Print the entries verbatim, leaving out the images they contain.

[Start MATERIAL PROVIDED]

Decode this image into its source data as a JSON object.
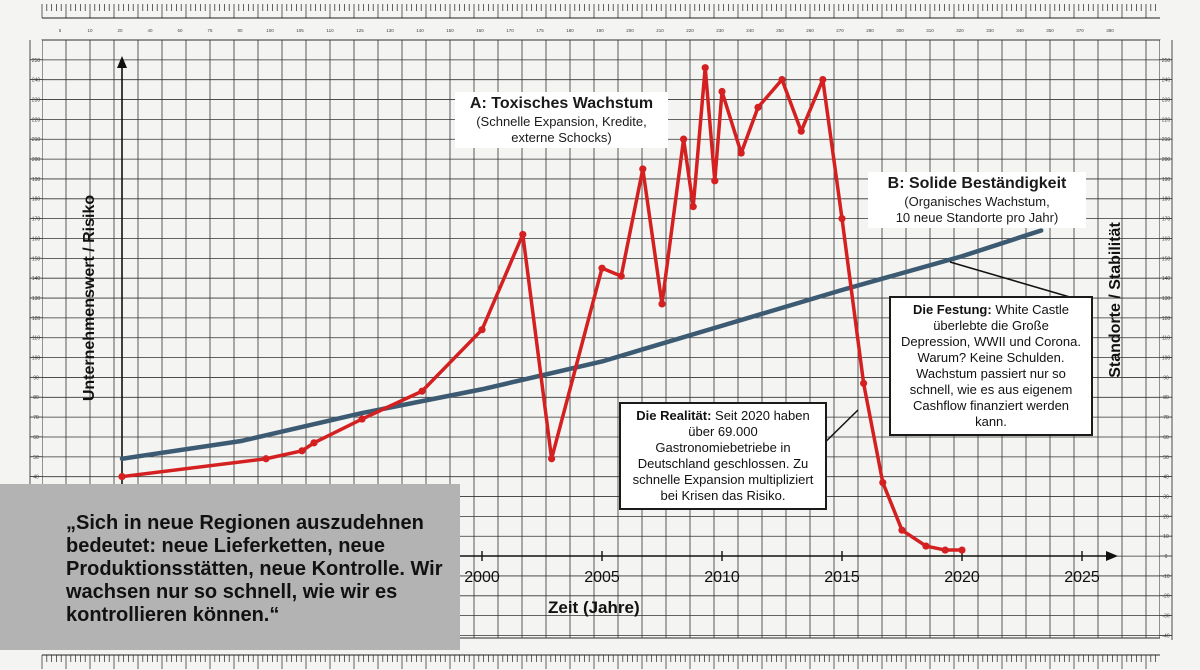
{
  "chart_data": {
    "type": "line",
    "xlabel": "Zeit (Jahre)",
    "ylabel_left": "Unternehmenswert / Risiko",
    "ylabel_right": "Standorte / Stabilität",
    "x_ticks": [
      2000,
      2005,
      2010,
      2015,
      2020,
      2025
    ],
    "xlim": [
      1985,
      2026
    ],
    "ylim": [
      0,
      255
    ],
    "series": [
      {
        "name": "A: Toxisches Wachstum",
        "color": "#d42020",
        "points": [
          [
            1985,
            40
          ],
          [
            1991,
            49
          ],
          [
            1992.5,
            53
          ],
          [
            1993,
            57
          ],
          [
            1995,
            69
          ],
          [
            1997.5,
            83
          ],
          [
            2000,
            114
          ],
          [
            2001.7,
            162
          ],
          [
            2002.9,
            49
          ],
          [
            2005,
            145
          ],
          [
            2005.8,
            141
          ],
          [
            2006.7,
            195
          ],
          [
            2007.5,
            127
          ],
          [
            2008.4,
            210
          ],
          [
            2008.8,
            176
          ],
          [
            2009.3,
            246
          ],
          [
            2009.7,
            189
          ],
          [
            2010,
            234
          ],
          [
            2010.8,
            203
          ],
          [
            2011.5,
            226
          ],
          [
            2012.5,
            240
          ],
          [
            2013.3,
            214
          ],
          [
            2014.2,
            240
          ],
          [
            2015,
            170
          ],
          [
            2015.9,
            87
          ],
          [
            2016.7,
            37
          ],
          [
            2017.5,
            13
          ],
          [
            2018.5,
            5
          ],
          [
            2019.3,
            3
          ],
          [
            2020,
            3
          ]
        ]
      },
      {
        "name": "B: Solide Beständigkeit",
        "color": "#3c5a72",
        "points": [
          [
            1985,
            49
          ],
          [
            1990,
            58
          ],
          [
            1995,
            72
          ],
          [
            2000,
            84
          ],
          [
            2005,
            98
          ],
          [
            2010,
            116
          ],
          [
            2015,
            134
          ],
          [
            2020,
            151
          ],
          [
            2023.3,
            164
          ]
        ]
      }
    ],
    "right_axis_ticks": [
      250,
      240,
      230,
      220,
      210,
      200,
      190,
      180,
      170,
      160,
      150,
      140,
      130,
      120,
      110,
      100,
      90,
      80,
      70,
      60,
      50,
      40,
      30,
      20,
      10,
      0,
      -10,
      -20,
      -30,
      -40
    ],
    "left_axis_ticks": [
      250,
      240,
      230,
      220,
      210,
      200,
      190,
      180,
      170,
      160,
      150,
      140,
      130,
      120,
      110,
      100,
      90,
      80,
      70,
      60,
      50,
      40
    ],
    "top_ruler_ticks": [
      5,
      10,
      20,
      40,
      50,
      75,
      80,
      100,
      105,
      110,
      125,
      130,
      140,
      150,
      160,
      170,
      175,
      180,
      190,
      200,
      210,
      220,
      230,
      240,
      250,
      260,
      270,
      280,
      300,
      310,
      320,
      330,
      340,
      350,
      370,
      380
    ]
  },
  "annotations": {
    "a_title": "A: Toxisches Wachstum",
    "a_sub1": "(Schnelle Expansion, Kredite,",
    "a_sub2": "externe Schocks)",
    "b_title": "B: Solide Beständigkeit",
    "b_sub1": "(Organisches Wachstum,",
    "b_sub2": "10 neue Standorte pro Jahr)",
    "festung_label": "Die Festung:",
    "festung_text": " White Castle überlebte die Große Depression, WWII und Corona. Warum? Keine Schulden. Wachstum passiert nur so schnell, wie es aus eigenem Cashflow finanziert werden kann.",
    "realitaet_label": "Die Realität:",
    "realitaet_text": " Seit 2020 haben über 69.000 Gastronomiebetriebe in Deutschland geschlossen. Zu schnelle Expansion multipliziert bei Krisen das Risiko."
  },
  "quote": "„Sich in neue Regionen auszudehnen bedeutet: neue Lieferketten, neue Produktionsstätten, neue Kontrolle. Wir wachsen nur so schnell, wie wir es kontrollieren können.“",
  "colors": {
    "red": "#d42020",
    "blue": "#3c5a72",
    "grid": "#2a2a2a",
    "quote_panel": "#b3b3b3"
  }
}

[End MATERIAL PROVIDED]

▶ SOLUTION
Decode this image into its source data as a JSON object.
{
  "chart_data": {
    "type": "line",
    "xlabel": "Zeit (Jahre)",
    "ylabel_left": "Unternehmenswert / Risiko",
    "ylabel_right": "Standorte / Stabilität",
    "x_ticks": [
      2000,
      2005,
      2010,
      2015,
      2020,
      2025
    ],
    "xlim": [
      1985,
      2026
    ],
    "ylim": [
      0,
      255
    ],
    "series": [
      {
        "name": "A: Toxisches Wachstum",
        "color": "#d42020",
        "points": [
          [
            1985,
            40
          ],
          [
            1991,
            49
          ],
          [
            1992.5,
            53
          ],
          [
            1993,
            57
          ],
          [
            1995,
            69
          ],
          [
            1997.5,
            83
          ],
          [
            2000,
            114
          ],
          [
            2001.7,
            162
          ],
          [
            2002.9,
            49
          ],
          [
            2005,
            145
          ],
          [
            2005.8,
            141
          ],
          [
            2006.7,
            195
          ],
          [
            2007.5,
            127
          ],
          [
            2008.4,
            210
          ],
          [
            2008.8,
            176
          ],
          [
            2009.3,
            246
          ],
          [
            2009.7,
            189
          ],
          [
            2010,
            234
          ],
          [
            2010.8,
            203
          ],
          [
            2011.5,
            226
          ],
          [
            2012.5,
            240
          ],
          [
            2013.3,
            214
          ],
          [
            2014.2,
            240
          ],
          [
            2015,
            170
          ],
          [
            2015.9,
            87
          ],
          [
            2016.7,
            37
          ],
          [
            2017.5,
            13
          ],
          [
            2018.5,
            5
          ],
          [
            2019.3,
            3
          ],
          [
            2020,
            3
          ]
        ]
      },
      {
        "name": "B: Solide Beständigkeit",
        "color": "#3c5a72",
        "points": [
          [
            1985,
            49
          ],
          [
            1990,
            58
          ],
          [
            1995,
            72
          ],
          [
            2000,
            84
          ],
          [
            2005,
            98
          ],
          [
            2010,
            116
          ],
          [
            2015,
            134
          ],
          [
            2020,
            151
          ],
          [
            2023.3,
            164
          ]
        ]
      }
    ],
    "right_axis_ticks": [
      250,
      240,
      230,
      220,
      210,
      200,
      190,
      180,
      170,
      160,
      150,
      140,
      130,
      120,
      110,
      100,
      90,
      80,
      70,
      60,
      50,
      40,
      30,
      20,
      10,
      0,
      -10,
      -20,
      -30,
      -40
    ],
    "left_axis_ticks": [
      250,
      240,
      230,
      220,
      210,
      200,
      190,
      180,
      170,
      160,
      150,
      140,
      130,
      120,
      110,
      100,
      90,
      80,
      70,
      60,
      50,
      40
    ],
    "top_ruler_ticks": [
      5,
      10,
      20,
      40,
      50,
      75,
      80,
      100,
      105,
      110,
      125,
      130,
      140,
      150,
      160,
      170,
      175,
      180,
      190,
      200,
      210,
      220,
      230,
      240,
      250,
      260,
      270,
      280,
      300,
      310,
      320,
      330,
      340,
      350,
      370,
      380
    ]
  },
  "annotations": {
    "a_title": "A: Toxisches Wachstum",
    "a_sub1": "(Schnelle Expansion, Kredite,",
    "a_sub2": "externe Schocks)",
    "b_title": "B: Solide Beständigkeit",
    "b_sub1": "(Organisches Wachstum,",
    "b_sub2": "10 neue Standorte pro Jahr)",
    "festung_label": "Die Festung:",
    "festung_text": " White Castle überlebte die Große Depression, WWII und Corona. Warum? Keine Schulden. Wachstum passiert nur so schnell, wie es aus eigenem Cashflow finanziert werden kann.",
    "realitaet_label": "Die Realität:",
    "realitaet_text": " Seit 2020 haben über 69.000 Gastronomiebetriebe in Deutschland geschlossen. Zu schnelle Expansion multipliziert bei Krisen das Risiko."
  },
  "quote": "„Sich in neue Regionen auszudehnen bedeutet: neue Lieferketten, neue Produktionsstätten, neue Kontrolle. Wir wachsen nur so schnell, wie wir es kontrollieren können.“",
  "colors": {
    "red": "#d42020",
    "blue": "#3c5a72",
    "grid": "#2a2a2a",
    "quote_panel": "#b3b3b3"
  }
}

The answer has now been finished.